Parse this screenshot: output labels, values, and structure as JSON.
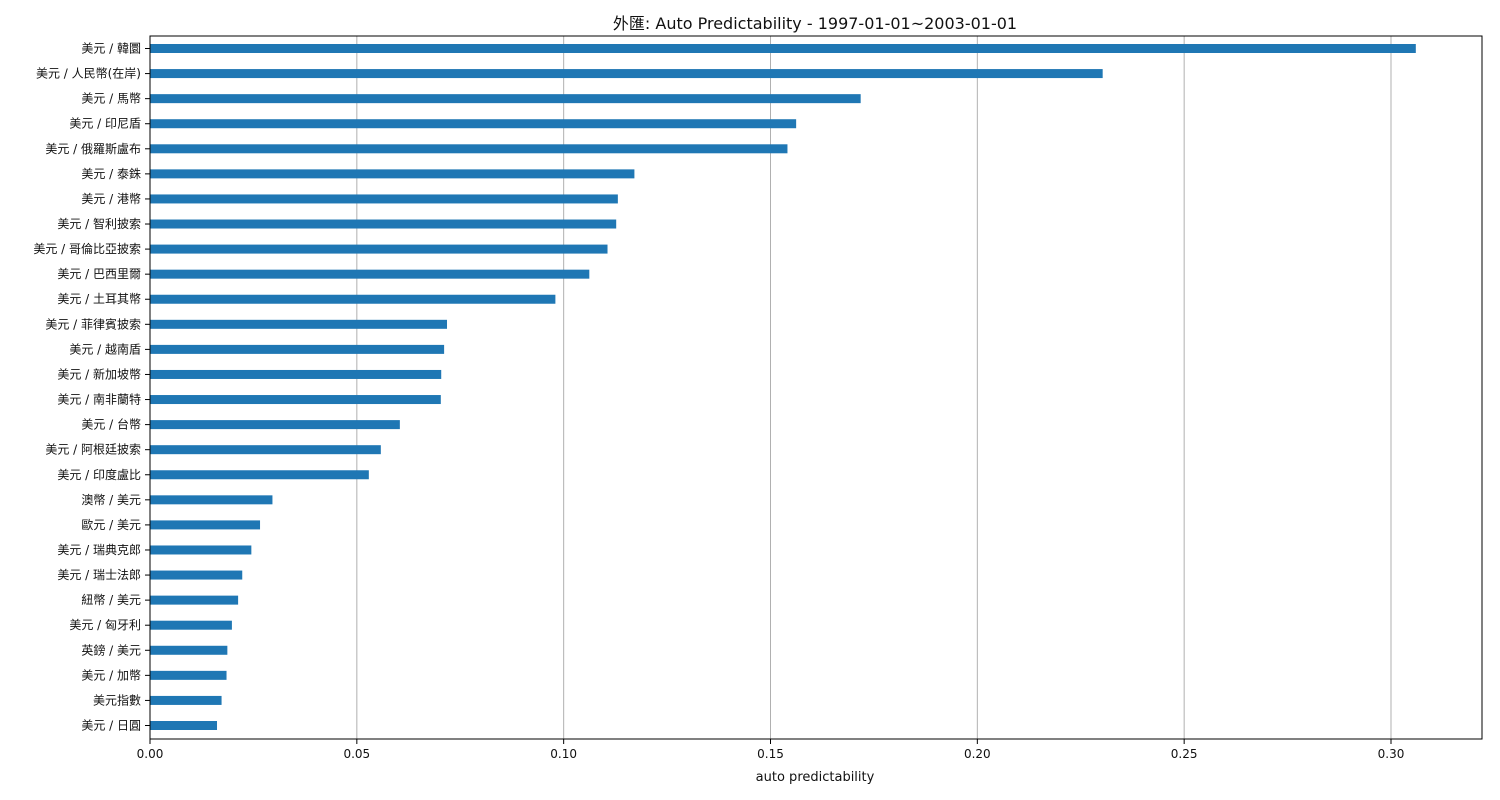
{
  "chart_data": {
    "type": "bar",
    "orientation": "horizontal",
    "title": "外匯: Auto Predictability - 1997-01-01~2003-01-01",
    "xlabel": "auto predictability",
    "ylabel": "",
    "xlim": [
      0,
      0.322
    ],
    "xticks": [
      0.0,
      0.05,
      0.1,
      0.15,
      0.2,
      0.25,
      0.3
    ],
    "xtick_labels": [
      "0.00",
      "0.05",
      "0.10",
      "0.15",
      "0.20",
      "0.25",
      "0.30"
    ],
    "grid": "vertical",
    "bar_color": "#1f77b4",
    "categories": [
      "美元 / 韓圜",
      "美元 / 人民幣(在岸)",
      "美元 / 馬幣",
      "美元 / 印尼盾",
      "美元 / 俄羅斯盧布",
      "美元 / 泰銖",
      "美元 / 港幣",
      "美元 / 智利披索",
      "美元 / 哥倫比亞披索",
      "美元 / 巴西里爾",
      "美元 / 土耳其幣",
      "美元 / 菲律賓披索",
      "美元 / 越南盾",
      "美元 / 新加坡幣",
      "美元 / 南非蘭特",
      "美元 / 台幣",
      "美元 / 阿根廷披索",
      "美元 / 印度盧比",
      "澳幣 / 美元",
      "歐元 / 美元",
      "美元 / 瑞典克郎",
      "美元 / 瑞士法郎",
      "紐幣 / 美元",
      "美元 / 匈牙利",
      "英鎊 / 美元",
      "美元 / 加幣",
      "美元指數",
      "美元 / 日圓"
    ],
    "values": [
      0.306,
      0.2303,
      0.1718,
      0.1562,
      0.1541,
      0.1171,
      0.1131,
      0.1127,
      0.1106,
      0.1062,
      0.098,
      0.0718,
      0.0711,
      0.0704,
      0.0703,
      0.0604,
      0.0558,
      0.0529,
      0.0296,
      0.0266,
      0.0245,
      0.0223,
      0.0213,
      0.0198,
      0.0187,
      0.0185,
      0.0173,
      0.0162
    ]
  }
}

==

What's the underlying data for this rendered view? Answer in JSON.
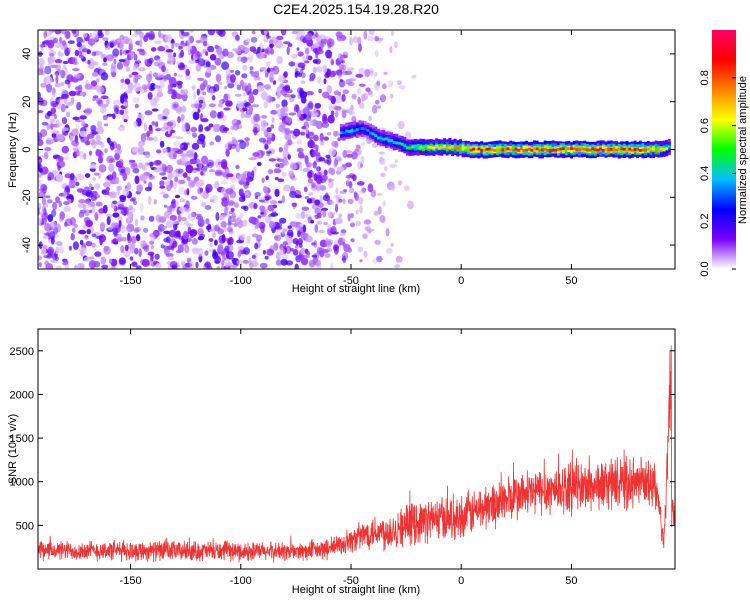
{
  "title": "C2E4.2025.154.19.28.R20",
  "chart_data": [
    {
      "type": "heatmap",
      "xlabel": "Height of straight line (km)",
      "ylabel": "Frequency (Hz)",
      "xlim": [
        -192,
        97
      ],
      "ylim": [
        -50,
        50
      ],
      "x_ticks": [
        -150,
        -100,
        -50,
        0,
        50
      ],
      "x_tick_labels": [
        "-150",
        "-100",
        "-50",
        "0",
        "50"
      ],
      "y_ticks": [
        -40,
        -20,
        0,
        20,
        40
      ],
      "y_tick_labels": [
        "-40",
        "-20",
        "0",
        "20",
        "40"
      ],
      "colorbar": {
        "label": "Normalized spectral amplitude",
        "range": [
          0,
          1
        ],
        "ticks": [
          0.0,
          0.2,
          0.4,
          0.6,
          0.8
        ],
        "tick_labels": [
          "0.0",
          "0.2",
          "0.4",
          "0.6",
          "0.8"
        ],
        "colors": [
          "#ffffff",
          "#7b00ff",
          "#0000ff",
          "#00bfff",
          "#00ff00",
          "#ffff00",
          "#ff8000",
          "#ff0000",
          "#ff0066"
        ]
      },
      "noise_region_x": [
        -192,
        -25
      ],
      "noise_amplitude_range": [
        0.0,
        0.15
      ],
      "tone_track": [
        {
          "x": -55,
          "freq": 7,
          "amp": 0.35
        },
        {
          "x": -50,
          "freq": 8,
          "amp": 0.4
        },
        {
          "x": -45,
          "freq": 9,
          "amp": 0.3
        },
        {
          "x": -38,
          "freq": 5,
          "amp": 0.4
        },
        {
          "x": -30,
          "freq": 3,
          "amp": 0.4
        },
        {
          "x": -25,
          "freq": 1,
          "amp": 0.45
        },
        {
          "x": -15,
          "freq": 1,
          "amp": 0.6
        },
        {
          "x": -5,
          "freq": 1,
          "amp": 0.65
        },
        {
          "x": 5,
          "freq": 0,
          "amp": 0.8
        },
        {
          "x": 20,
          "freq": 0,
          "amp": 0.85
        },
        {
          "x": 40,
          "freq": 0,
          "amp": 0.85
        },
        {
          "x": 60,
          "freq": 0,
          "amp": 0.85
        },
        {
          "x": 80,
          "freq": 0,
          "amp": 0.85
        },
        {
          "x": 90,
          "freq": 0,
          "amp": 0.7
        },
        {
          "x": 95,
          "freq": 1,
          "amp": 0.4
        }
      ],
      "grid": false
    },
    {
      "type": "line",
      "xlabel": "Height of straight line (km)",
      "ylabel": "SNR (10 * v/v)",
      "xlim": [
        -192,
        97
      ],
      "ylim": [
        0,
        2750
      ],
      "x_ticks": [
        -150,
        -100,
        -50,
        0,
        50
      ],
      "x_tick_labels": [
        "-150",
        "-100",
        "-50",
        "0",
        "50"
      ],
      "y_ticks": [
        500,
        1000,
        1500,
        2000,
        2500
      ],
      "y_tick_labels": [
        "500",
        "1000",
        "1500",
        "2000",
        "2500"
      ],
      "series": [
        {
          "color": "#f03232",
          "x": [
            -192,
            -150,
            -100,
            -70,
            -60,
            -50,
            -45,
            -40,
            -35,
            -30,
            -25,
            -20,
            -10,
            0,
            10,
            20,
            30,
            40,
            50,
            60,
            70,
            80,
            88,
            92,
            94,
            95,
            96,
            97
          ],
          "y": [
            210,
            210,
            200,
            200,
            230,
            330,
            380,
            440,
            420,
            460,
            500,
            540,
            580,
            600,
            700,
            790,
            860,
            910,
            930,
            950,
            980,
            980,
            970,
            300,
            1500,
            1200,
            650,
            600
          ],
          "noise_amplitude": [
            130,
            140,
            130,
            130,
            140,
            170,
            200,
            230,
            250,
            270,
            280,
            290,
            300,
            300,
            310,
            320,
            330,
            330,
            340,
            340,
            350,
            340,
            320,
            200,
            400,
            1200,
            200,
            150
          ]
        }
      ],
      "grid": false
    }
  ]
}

**Written exercise:**
Read the entries and pick out all lines that include the word "title".

**Exercise response:**
    "title": "外匯: Auto Predictability - 1997-01-01~2003-01-01",
  "title": "C2E4.2025.154.19.28.R20",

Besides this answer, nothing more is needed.